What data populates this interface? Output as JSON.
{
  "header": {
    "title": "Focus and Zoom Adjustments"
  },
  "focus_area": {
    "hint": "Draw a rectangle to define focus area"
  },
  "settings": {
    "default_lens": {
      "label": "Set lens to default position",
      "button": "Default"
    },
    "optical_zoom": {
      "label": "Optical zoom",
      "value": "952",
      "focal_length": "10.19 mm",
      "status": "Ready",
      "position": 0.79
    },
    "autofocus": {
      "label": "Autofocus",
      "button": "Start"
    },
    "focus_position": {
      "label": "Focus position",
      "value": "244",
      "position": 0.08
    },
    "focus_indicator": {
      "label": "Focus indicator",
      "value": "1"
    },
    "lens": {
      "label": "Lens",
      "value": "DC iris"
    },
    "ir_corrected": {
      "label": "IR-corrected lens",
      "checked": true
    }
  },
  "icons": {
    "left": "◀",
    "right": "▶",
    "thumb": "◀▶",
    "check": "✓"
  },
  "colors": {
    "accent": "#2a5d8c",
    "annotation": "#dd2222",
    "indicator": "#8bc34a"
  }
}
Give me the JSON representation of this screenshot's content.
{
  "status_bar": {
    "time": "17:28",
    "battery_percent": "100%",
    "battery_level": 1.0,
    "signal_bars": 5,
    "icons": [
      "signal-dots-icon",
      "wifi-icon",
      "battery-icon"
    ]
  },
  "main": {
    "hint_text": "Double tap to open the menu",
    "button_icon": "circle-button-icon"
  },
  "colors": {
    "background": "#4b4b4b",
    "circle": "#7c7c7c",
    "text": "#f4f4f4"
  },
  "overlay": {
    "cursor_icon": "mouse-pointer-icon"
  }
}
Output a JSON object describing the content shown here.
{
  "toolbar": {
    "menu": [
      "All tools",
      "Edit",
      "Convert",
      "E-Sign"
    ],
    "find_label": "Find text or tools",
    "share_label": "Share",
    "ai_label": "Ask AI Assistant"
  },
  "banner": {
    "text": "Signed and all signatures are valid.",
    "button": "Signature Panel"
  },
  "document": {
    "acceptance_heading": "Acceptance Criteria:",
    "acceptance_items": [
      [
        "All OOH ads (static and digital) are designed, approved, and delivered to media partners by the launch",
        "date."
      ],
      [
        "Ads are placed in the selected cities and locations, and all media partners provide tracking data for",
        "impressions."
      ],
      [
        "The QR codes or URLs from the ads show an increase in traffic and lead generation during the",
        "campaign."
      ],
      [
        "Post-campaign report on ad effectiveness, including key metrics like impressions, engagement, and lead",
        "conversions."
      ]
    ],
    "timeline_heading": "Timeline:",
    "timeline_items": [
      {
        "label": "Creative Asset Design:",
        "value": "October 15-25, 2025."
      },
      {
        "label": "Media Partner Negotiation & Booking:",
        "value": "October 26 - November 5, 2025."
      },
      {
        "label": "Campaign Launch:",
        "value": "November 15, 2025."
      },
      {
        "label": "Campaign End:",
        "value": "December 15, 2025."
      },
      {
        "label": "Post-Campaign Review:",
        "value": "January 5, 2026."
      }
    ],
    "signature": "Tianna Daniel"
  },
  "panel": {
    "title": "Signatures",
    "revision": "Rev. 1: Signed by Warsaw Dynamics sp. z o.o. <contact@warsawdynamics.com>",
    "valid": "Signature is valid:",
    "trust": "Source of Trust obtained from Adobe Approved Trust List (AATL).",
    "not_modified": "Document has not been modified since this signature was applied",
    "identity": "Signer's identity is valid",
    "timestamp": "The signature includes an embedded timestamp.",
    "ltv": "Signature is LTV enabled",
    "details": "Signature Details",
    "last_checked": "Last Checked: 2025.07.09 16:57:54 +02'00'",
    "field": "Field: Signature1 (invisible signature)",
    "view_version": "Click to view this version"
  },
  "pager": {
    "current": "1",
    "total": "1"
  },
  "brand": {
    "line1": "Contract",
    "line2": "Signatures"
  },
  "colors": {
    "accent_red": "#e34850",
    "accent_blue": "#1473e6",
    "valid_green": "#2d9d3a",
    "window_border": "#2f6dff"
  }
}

◇ ◇ ◇ ◇ ◇ ◇ ◇

Exercise aim — Collect every line above that contains the word "November".

Exercise response —
        "value": "October 26 - November 5, 2025."
        "value": "November 15, 2025."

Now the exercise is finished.